#### Record extracts

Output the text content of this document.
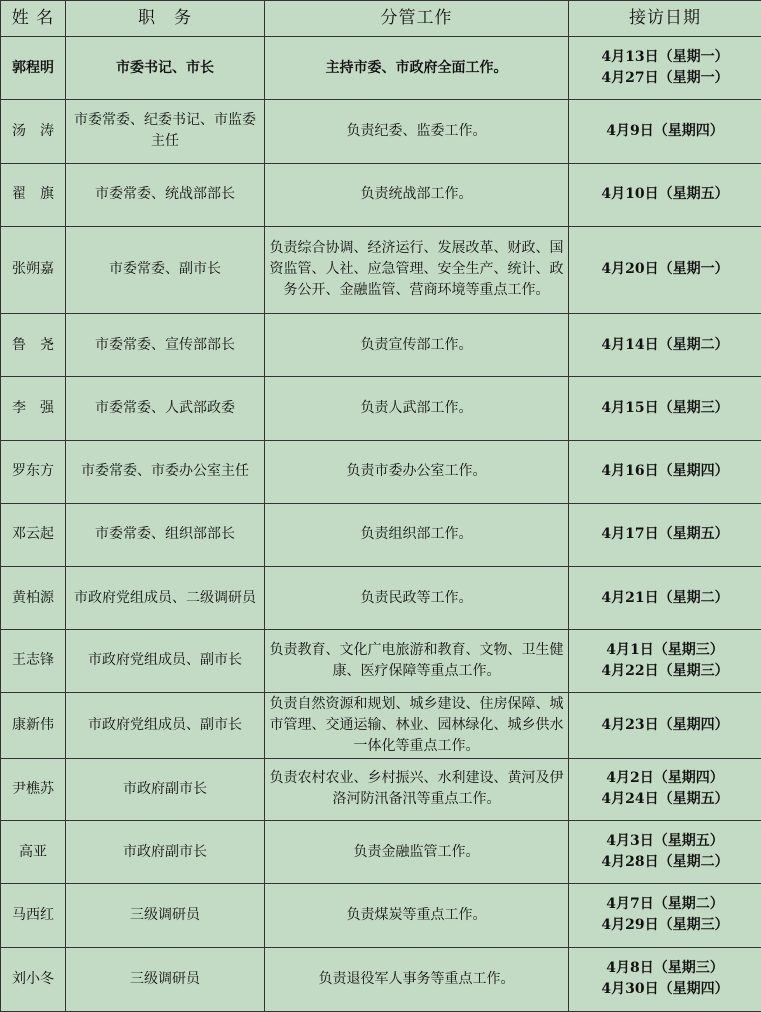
姓 名	职　务	分管工作	接访日期
郭程明	市委书记、市长	主持市委、市政府全面工作。	4月13日（星期一）
4月27日（星期一）

汤　涛	市委常委、纪委书记、市监委主任	负责纪委、监委工作。	4月9日（星期四）

翟　旗	市委常委、统战部部长	负责统战部工作。	4月10日（星期五）

张朔嘉	市委常委、副市长	负责综合协调、经济运行、发展改革、财政、国资监管、人社、应急管理、安全生产、统计、政务公开、金融监管、营商环境等重点工作。	4月20日（星期一）

鲁　尧	市委常委、宣传部部长	负责宣传部工作。	4月14日（星期二）

李　强	市委常委、人武部政委	负责人武部工作。	4月15日（星期三）

罗东方	市委常委、市委办公室主任	负责市委办公室工作。	4月16日（星期四）

邓云起	市委常委、组织部部长	负责组织部工作。	4月17日（星期五）

黄柏源	市政府党组成员、二级调研员	负责民政等工作。	4月21日（星期二）

王志锋	市政府党组成员、副市长	负责教育、文化广电旅游和教育、文物、卫生健康、医疗保障等重点工作。	4月1日（星期三）
4月22日（星期三）

康新伟	市政府党组成员、副市长	负责自然资源和规划、城乡建设、住房保障、城市管理、交通运输、林业、园林绿化、城乡供水一体化等重点工作。	4月23日（星期四）

尹樵苏	市政府副市长	负责农村农业、乡村振兴、水利建设、黄河及伊洛河防汛备汛等重点工作。	4月2日（星期四）
4月24日（星期五）

高亚	市政府副市长	负责金融监管工作。	4月3日（星期五）
4月28日（星期二）

马西红	三级调研员	负责煤炭等重点工作。	4月7日（星期二）
4月29日（星期三）

刘小冬	三级调研员	负责退役军人事务等重点工作。	4月8日（星期三）
4月30日（星期四）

########

◆ What is asked
Copy all the data exactly as written, but skip any picture.

◆ Solution
Output the text content of this document.
姓 名	职　务	分管工作	接访日期
郭程明	市委书记、市长	主持市委、市政府全面工作。	4月13日（星期一）
4月27日（星期一）

汤　涛	市委常委、纪委书记、市监委主任	负责纪委、监委工作。	4月9日（星期四）

翟　旗	市委常委、统战部部长	负责统战部工作。	4月10日（星期五）

张朔嘉	市委常委、副市长	负责综合协调、经济运行、发展改革、财政、国资监管、人社、应急管理、安全生产、统计、政务公开、金融监管、营商环境等重点工作。	4月20日（星期一）

鲁　尧	市委常委、宣传部部长	负责宣传部工作。	4月14日（星期二）

李　强	市委常委、人武部政委	负责人武部工作。	4月15日（星期三）

罗东方	市委常委、市委办公室主任	负责市委办公室工作。	4月16日（星期四）

邓云起	市委常委、组织部部长	负责组织部工作。	4月17日（星期五）

黄柏源	市政府党组成员、二级调研员	负责民政等工作。	4月21日（星期二）

王志锋	市政府党组成员、副市长	负责教育、文化广电旅游和教育、文物、卫生健康、医疗保障等重点工作。	4月1日（星期三）
4月22日（星期三）

康新伟	市政府党组成员、副市长	负责自然资源和规划、城乡建设、住房保障、城市管理、交通运输、林业、园林绿化、城乡供水一体化等重点工作。	4月23日（星期四）

尹樵苏	市政府副市长	负责农村农业、乡村振兴、水利建设、黄河及伊洛河防汛备汛等重点工作。	4月2日（星期四）
4月24日（星期五）

高亚	市政府副市长	负责金融监管工作。	4月3日（星期五）
4月28日（星期二）

马西红	三级调研员	负责煤炭等重点工作。	4月7日（星期二）
4月29日（星期三）

刘小冬	三级调研员	负责退役军人事务等重点工作。	4月8日（星期三）
4月30日（星期四）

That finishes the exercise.